Set the following entries down again exactly, line by line.

(Dataset items)
┌────────
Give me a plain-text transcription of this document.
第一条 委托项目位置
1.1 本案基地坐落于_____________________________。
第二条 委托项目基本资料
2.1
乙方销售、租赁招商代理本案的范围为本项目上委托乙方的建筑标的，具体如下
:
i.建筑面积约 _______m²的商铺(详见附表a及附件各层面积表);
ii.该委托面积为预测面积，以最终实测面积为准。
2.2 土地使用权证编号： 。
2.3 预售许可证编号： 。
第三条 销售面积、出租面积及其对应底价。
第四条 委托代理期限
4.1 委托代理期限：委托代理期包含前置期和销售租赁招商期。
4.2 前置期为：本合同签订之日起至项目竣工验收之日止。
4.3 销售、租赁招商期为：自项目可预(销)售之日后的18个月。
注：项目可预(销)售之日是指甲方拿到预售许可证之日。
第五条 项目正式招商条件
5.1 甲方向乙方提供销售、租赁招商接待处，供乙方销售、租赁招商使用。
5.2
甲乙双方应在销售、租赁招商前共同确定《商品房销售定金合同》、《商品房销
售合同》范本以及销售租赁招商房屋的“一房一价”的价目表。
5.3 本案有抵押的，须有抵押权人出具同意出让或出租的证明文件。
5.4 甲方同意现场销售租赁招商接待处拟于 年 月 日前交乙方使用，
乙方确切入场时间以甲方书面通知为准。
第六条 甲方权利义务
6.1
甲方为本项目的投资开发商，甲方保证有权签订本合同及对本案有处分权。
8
└────────
Worked answer =
Give me a plain-text transcription of this document.
第一条 委托项目位置
1.1 本案基地坐落于_____________________________。
第二条 委托项目基本资料
2.1
乙方销售、租赁招商代理本案的范围为本项目上委托乙方的建筑标的，具体如下
:
i.建筑面积约 _______m²的商铺(详见附表a及附件各层面积表);
ii.该委托面积为预测面积，以最终实测面积为准。
2.2 土地使用权证编号： 。
2.3 预售许可证编号： 。
第三条 销售面积、出租面积及其对应底价。
第四条 委托代理期限
4.1 委托代理期限：委托代理期包含前置期和销售租赁招商期。
4.2 前置期为：本合同签订之日起至项目竣工验收之日止。
4.3 销售、租赁招商期为：自项目可预(销)售之日后的18个月。
注：项目可预(销)售之日是指甲方拿到预售许可证之日。
第五条 项目正式招商条件
5.1 甲方向乙方提供销售、租赁招商接待处，供乙方销售、租赁招商使用。
5.2
甲乙双方应在销售、租赁招商前共同确定《商品房销售定金合同》、《商品房销
售合同》范本以及销售租赁招商房屋的“一房一价”的价目表。
5.3 本案有抵押的，须有抵押权人出具同意出让或出租的证明文件。
5.4 甲方同意现场销售租赁招商接待处拟于 年 月 日前交乙方使用，
乙方确切入场时间以甲方书面通知为准。
第六条 甲方权利义务
6.1
甲方为本项目的投资开发商，甲方保证有权签订本合同及对本案有处分权。
8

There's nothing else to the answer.